§ **TASK**
Starting with the line that contains "Extract the structured", set down each line through the end of the entries below, exactly and with nothing added.

§ **RAW RECORDS**
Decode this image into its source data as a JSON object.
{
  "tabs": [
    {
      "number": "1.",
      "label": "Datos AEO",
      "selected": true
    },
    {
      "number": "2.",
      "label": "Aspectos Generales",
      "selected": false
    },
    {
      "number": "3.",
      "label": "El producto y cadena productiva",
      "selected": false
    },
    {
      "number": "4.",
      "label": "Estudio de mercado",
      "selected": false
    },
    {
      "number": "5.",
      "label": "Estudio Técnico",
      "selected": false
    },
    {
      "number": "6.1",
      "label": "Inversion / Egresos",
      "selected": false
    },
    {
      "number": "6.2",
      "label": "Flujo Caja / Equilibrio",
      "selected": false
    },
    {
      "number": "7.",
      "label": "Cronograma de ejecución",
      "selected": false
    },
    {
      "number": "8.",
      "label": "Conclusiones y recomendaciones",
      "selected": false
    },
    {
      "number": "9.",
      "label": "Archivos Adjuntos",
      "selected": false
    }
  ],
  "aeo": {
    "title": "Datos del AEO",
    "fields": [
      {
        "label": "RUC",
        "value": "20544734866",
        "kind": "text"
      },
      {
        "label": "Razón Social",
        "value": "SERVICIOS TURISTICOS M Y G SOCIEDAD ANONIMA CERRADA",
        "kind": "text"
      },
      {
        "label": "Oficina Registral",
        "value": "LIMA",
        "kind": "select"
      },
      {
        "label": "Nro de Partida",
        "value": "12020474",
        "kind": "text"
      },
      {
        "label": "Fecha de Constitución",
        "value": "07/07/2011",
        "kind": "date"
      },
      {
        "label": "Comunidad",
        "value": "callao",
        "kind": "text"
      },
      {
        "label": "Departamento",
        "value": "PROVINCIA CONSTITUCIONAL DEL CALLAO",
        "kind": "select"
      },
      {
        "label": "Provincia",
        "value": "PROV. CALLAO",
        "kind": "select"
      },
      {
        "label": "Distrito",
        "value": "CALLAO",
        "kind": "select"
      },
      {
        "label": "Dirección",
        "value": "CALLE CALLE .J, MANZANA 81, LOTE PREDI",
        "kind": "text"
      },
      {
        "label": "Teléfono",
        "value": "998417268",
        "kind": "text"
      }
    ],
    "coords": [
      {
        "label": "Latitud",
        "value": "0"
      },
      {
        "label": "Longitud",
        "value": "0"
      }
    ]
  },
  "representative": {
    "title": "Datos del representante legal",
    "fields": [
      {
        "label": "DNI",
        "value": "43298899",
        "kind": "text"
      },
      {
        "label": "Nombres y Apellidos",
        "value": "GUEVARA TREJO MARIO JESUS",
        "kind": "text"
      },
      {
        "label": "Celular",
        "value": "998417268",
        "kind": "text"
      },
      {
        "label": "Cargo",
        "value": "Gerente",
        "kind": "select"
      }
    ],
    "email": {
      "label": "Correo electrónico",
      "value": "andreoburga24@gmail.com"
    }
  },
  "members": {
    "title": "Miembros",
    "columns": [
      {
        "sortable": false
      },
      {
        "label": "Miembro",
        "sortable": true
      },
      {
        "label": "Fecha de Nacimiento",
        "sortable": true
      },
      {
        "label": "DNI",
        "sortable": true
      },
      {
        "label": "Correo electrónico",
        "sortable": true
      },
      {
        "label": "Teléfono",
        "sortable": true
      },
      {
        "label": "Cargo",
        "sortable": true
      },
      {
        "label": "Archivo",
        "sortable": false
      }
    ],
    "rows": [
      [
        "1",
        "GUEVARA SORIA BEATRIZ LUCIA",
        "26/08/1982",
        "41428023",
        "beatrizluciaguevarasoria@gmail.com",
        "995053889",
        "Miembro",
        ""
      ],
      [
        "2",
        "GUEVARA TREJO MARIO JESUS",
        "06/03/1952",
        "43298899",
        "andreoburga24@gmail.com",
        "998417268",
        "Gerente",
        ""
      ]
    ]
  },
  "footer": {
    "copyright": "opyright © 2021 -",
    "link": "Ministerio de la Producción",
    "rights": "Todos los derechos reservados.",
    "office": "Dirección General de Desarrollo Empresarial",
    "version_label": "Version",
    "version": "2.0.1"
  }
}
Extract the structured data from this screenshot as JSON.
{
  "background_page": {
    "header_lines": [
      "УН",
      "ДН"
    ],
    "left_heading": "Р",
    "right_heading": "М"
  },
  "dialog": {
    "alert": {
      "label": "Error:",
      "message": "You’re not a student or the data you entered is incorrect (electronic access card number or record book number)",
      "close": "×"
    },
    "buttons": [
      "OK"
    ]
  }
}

§ **COMPLETE OUTPUT**
Extract the structured data from this screenshot as JSON.
{
  "background_page": {
    "header_lines": [
      "УН",
      "ДН"
    ],
    "left_heading": "Р",
    "right_heading": "М"
  },
  "dialog": {
    "alert": {
      "label": "Error:",
      "message": "You’re not a student or the data you entered is incorrect (electronic access card number or record book number)",
      "close": "×"
    },
    "buttons": [
      "OK"
    ]
  }
}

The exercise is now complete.